## INSTRUCTIONS TO FOLLOW
Extract each line containing the string "content".

## DATA FOR THIS EXERCISE
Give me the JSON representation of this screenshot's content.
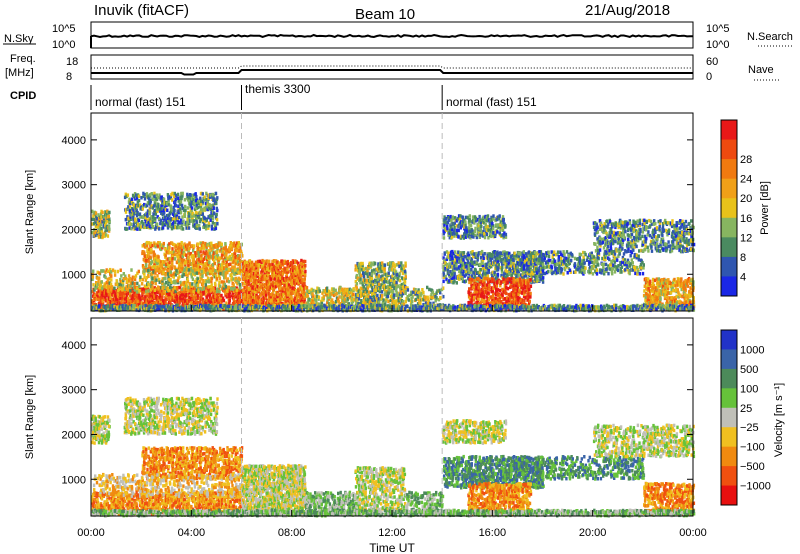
{
  "header": {
    "title": "Inuvik (fitACF)",
    "beam": "Beam 10",
    "date": "21/Aug/2018"
  },
  "panels": {
    "nsky": {
      "label": "N.Sky",
      "right_label": "N.Search",
      "ticks": [
        "10^5",
        "10^0"
      ]
    },
    "freq": {
      "label_line1": "Freq.",
      "label_line2": "[MHz]",
      "ticks": [
        "18",
        "8"
      ],
      "right_label": "Nave",
      "right_ticks": [
        "60",
        "0"
      ]
    },
    "cpid": {
      "label": "CPID",
      "segments": [
        "normal (fast) 151",
        "themis 3300",
        "normal (fast) 151"
      ]
    }
  },
  "chart_data": [
    {
      "type": "heatmap",
      "ylabel": "Slant Range [km]",
      "ylim": [
        180,
        4600
      ],
      "yticks": [
        1000,
        2000,
        3000,
        4000
      ],
      "colorbar": {
        "label": "Power [dB]",
        "ticks": [
          "4",
          "8",
          "12",
          "16",
          "20",
          "24",
          "28"
        ],
        "colors": [
          "#1a27e6",
          "#2f56b0",
          "#4a8a60",
          "#87b560",
          "#e8c21a",
          "#f0a018",
          "#f07a10",
          "#ee4a10",
          "#e81818"
        ]
      }
    },
    {
      "type": "heatmap",
      "ylabel": "Slant Range [km]",
      "ylim": [
        180,
        4600
      ],
      "yticks": [
        1000,
        2000,
        3000,
        4000
      ],
      "colorbar": {
        "label": "Velocity [m s⁻¹]",
        "ticks": [
          "1000",
          "500",
          "100",
          "25",
          "−25",
          "−100",
          "−500",
          "−1000"
        ],
        "colors": [
          "#2132c8",
          "#3a64a8",
          "#4c8a5a",
          "#66c23a",
          "#c0c0b8",
          "#f0c020",
          "#f08a10",
          "#f05010",
          "#e81010"
        ]
      }
    }
  ],
  "xaxis": {
    "label": "Time UT",
    "ticks": [
      "00:00",
      "04:00",
      "08:00",
      "12:00",
      "16:00",
      "20:00",
      "00:00"
    ],
    "range_hours": [
      0,
      24
    ]
  },
  "mode_changes_hours": [
    6,
    14
  ],
  "colors": {
    "frame": "#000000",
    "dashed": "#bbbbbb",
    "background": "#ffffff"
  }
}
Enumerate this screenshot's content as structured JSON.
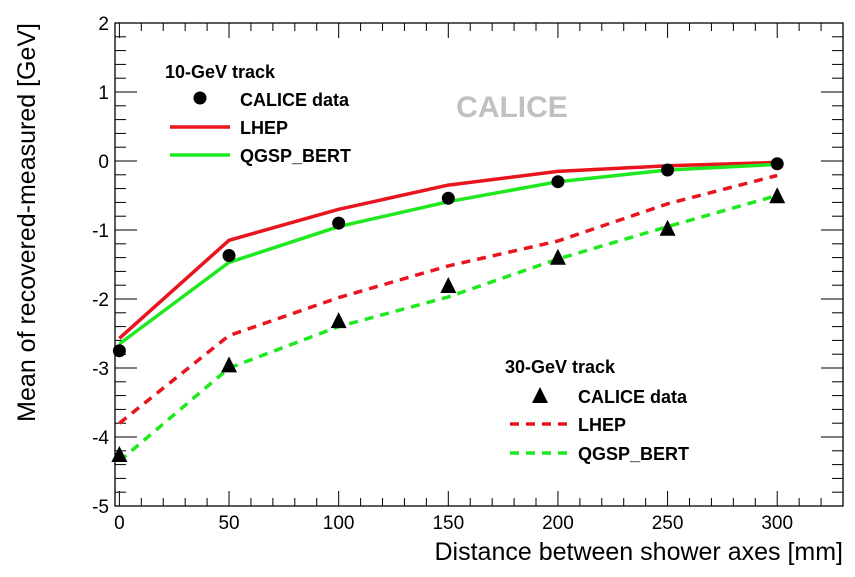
{
  "chart_data": {
    "type": "line",
    "xlabel": "Distance between shower axes [mm]",
    "ylabel": "Mean of recovered-measured [GeV]",
    "xlim": [
      -2,
      330
    ],
    "ylim": [
      -5,
      2
    ],
    "x_ticks": [
      0,
      50,
      100,
      150,
      200,
      250,
      300
    ],
    "y_ticks": [
      -5,
      -4,
      -3,
      -2,
      -1,
      0,
      1,
      2
    ],
    "watermark": "CALICE",
    "groups": [
      {
        "title": "10-GeV track",
        "series": [
          {
            "name": "CALICE data",
            "kind": "marker",
            "marker": "circle",
            "color": "#000000",
            "x": [
              0,
              50,
              100,
              150,
              200,
              250,
              300
            ],
            "y": [
              -2.75,
              -1.37,
              -0.9,
              -0.54,
              -0.3,
              -0.13,
              -0.04
            ]
          },
          {
            "name": "LHEP",
            "kind": "line",
            "dash": "solid",
            "color": "#e8141e",
            "x": [
              0,
              50,
              100,
              150,
              200,
              250,
              300
            ],
            "y": [
              -2.57,
              -1.15,
              -0.7,
              -0.35,
              -0.15,
              -0.07,
              -0.02
            ]
          },
          {
            "name": "QGSP_BERT",
            "kind": "line",
            "dash": "solid",
            "color": "#1ee81e",
            "x": [
              0,
              50,
              100,
              150,
              200,
              250,
              300
            ],
            "y": [
              -2.65,
              -1.47,
              -0.95,
              -0.59,
              -0.3,
              -0.13,
              -0.05
            ]
          }
        ]
      },
      {
        "title": "30-GeV track",
        "series": [
          {
            "name": "CALICE data",
            "kind": "marker",
            "marker": "triangle",
            "color": "#000000",
            "x": [
              0,
              50,
              100,
              150,
              200,
              250,
              300
            ],
            "y": [
              -4.27,
              -2.97,
              -2.33,
              -1.82,
              -1.41,
              -0.99,
              -0.52
            ]
          },
          {
            "name": "LHEP",
            "kind": "line",
            "dash": "dashed",
            "color": "#e8141e",
            "x": [
              0,
              50,
              100,
              150,
              200,
              250,
              300
            ],
            "y": [
              -3.8,
              -2.53,
              -1.98,
              -1.52,
              -1.16,
              -0.62,
              -0.21
            ]
          },
          {
            "name": "QGSP_BERT",
            "kind": "line",
            "dash": "dashed",
            "color": "#1ee81e",
            "x": [
              0,
              50,
              100,
              150,
              200,
              250,
              300
            ],
            "y": [
              -4.35,
              -3.0,
              -2.4,
              -1.97,
              -1.42,
              -0.95,
              -0.5
            ]
          }
        ]
      }
    ]
  }
}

## RESPONSE TO THE TASK
Give me the JSON representation of this screenshot's content.
Enumerate this screenshot's content as structured JSON.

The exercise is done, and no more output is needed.